» Short task
Copy all lines of the listing that include the string "allegati".

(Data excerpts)

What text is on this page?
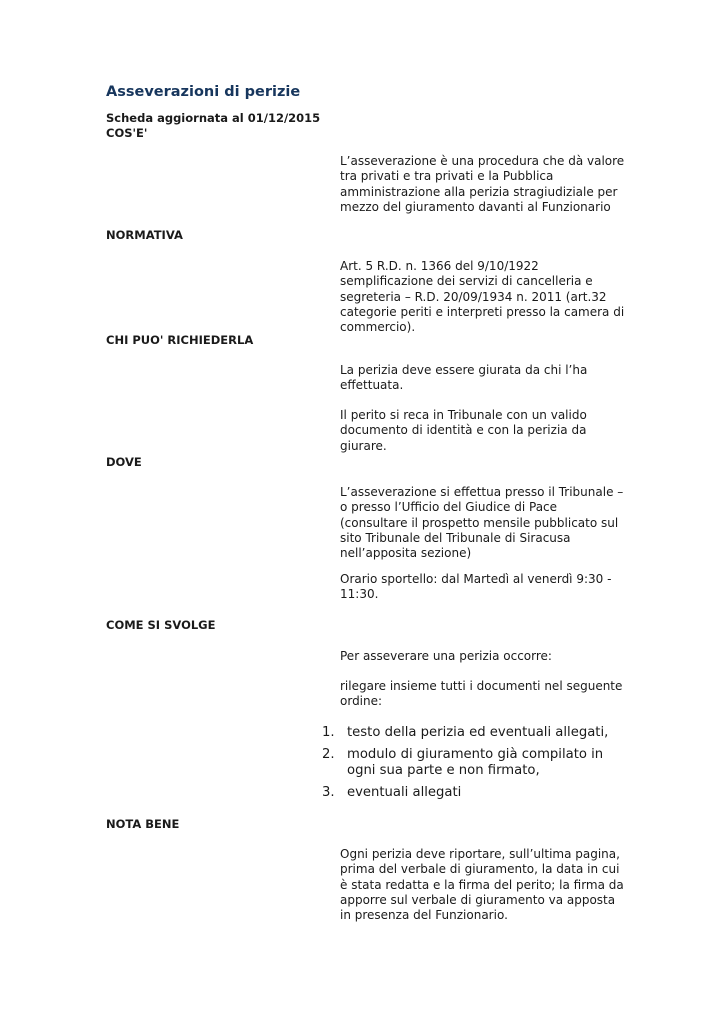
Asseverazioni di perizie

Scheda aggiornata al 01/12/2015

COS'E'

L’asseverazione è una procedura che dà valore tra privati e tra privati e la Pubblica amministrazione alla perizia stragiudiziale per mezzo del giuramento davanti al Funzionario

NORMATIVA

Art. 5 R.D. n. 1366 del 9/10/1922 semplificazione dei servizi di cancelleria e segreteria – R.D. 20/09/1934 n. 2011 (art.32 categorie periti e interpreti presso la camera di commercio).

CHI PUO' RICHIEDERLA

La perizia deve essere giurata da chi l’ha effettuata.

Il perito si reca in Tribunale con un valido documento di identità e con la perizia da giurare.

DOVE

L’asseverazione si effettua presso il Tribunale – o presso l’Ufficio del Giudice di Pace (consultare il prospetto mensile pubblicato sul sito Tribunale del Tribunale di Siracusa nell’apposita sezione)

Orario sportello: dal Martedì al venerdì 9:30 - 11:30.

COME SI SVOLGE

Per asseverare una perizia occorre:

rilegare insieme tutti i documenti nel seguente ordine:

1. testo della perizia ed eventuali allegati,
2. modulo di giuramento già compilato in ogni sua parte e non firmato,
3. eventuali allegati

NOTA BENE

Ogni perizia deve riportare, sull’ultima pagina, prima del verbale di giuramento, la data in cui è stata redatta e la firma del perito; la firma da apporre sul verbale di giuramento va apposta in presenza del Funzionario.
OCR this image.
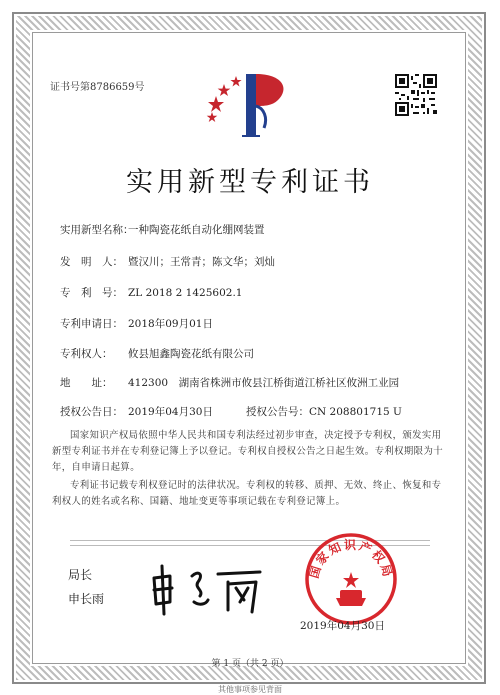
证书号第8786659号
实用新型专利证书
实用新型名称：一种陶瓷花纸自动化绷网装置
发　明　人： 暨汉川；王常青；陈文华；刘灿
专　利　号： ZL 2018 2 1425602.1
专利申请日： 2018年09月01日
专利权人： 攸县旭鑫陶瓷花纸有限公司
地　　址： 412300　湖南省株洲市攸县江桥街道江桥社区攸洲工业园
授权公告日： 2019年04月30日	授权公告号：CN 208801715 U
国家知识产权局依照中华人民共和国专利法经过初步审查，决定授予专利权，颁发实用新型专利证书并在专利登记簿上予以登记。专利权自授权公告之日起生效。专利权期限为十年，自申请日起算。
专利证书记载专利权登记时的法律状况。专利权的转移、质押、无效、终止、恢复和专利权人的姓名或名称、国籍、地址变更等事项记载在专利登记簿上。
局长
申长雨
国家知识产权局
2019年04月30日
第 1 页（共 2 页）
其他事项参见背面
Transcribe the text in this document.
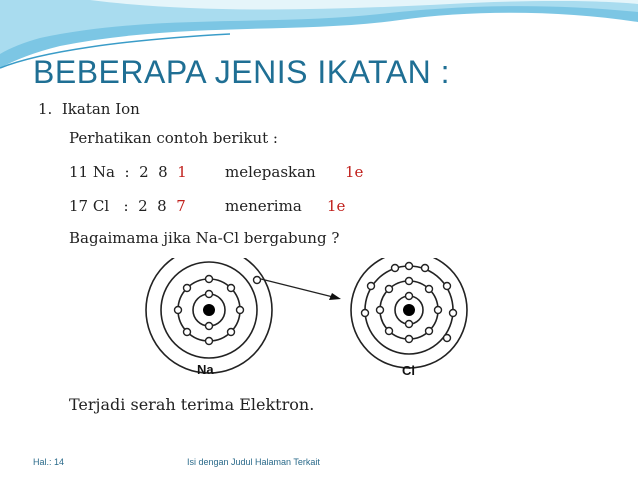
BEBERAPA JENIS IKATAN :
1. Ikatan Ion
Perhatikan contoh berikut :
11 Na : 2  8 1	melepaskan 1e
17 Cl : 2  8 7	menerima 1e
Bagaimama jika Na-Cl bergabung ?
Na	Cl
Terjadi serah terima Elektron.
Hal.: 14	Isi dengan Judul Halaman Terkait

==

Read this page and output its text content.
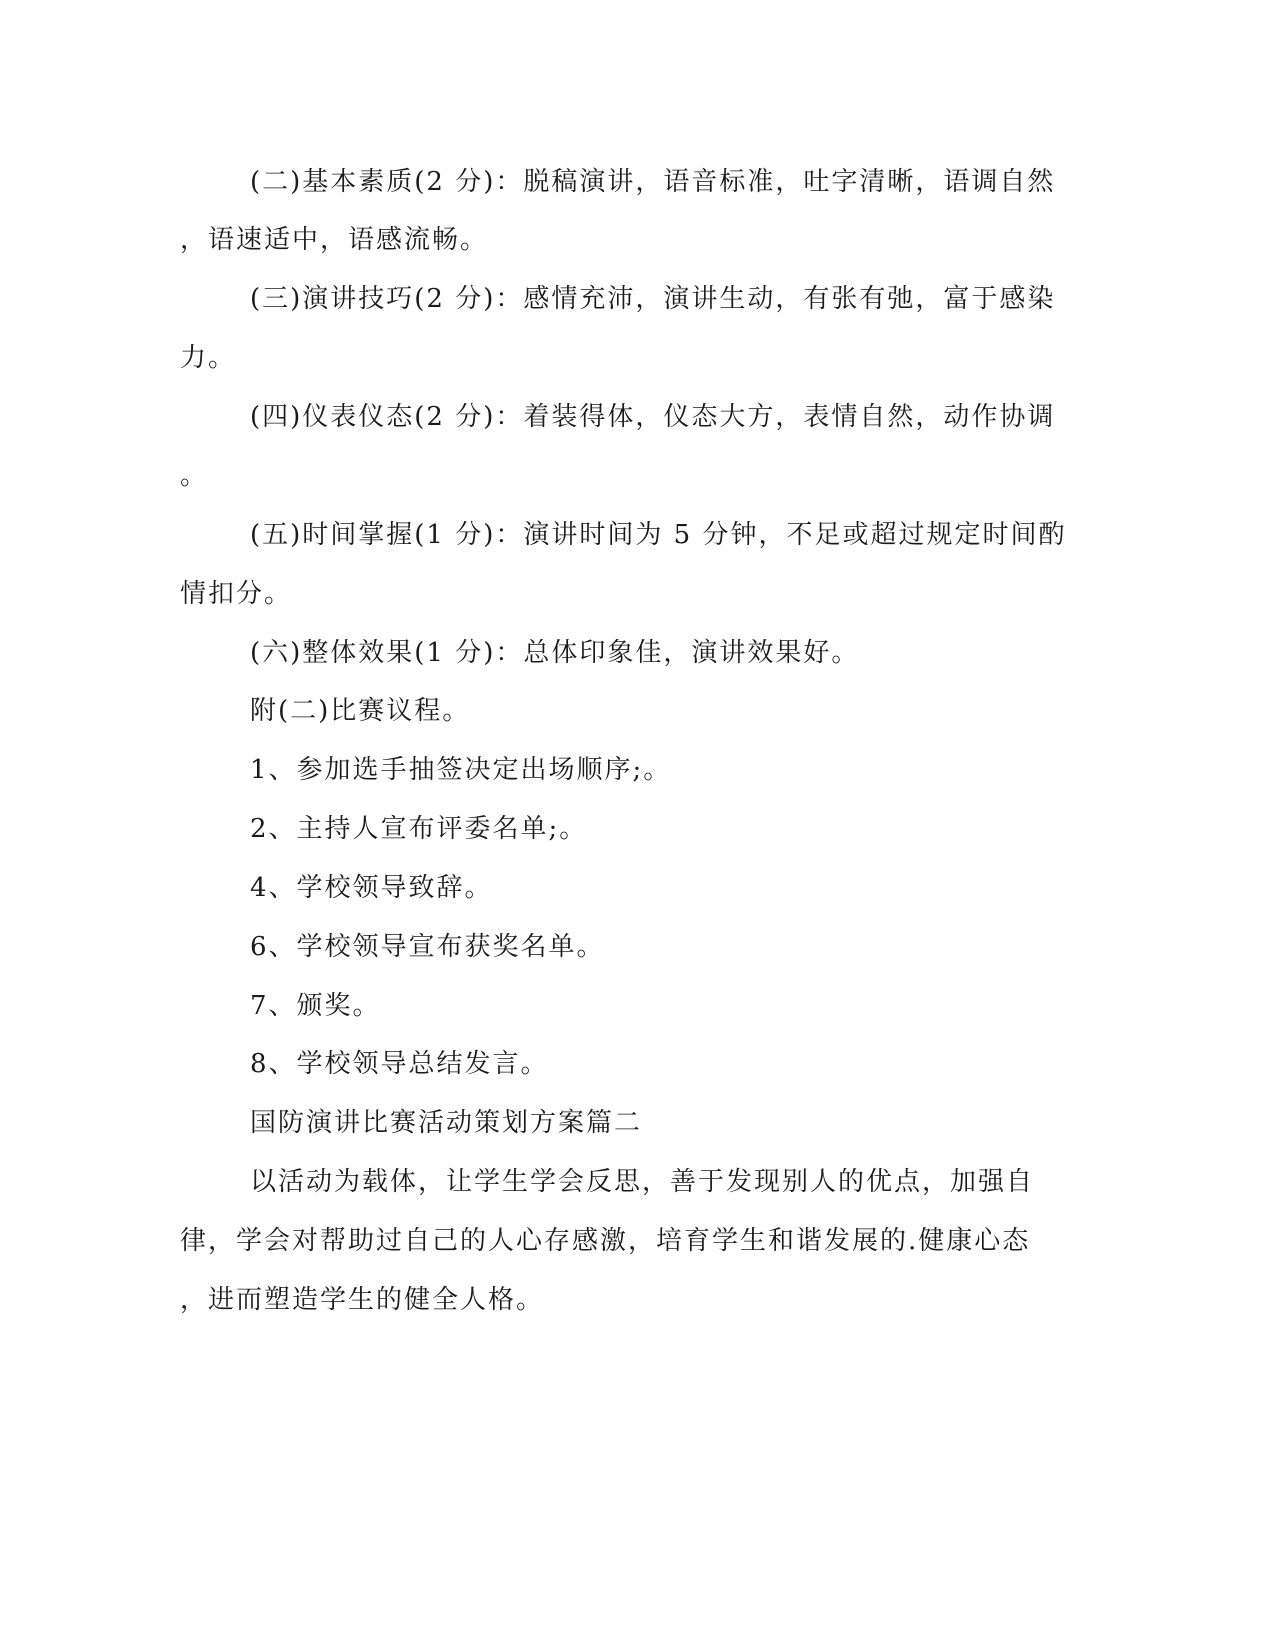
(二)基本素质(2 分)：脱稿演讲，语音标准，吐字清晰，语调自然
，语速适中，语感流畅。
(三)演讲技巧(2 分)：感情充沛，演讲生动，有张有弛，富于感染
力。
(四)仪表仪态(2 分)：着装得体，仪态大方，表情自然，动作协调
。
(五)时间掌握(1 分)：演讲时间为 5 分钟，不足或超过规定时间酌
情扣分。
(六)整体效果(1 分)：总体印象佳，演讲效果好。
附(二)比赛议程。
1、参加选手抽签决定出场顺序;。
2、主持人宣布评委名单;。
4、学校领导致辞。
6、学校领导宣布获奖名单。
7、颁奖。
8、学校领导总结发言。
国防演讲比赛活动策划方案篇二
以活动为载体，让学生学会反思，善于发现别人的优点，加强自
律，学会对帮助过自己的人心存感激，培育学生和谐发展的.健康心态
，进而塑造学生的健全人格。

» Exercise response
1. testo della perizia ed eventuali allegati,
3. eventuali allegati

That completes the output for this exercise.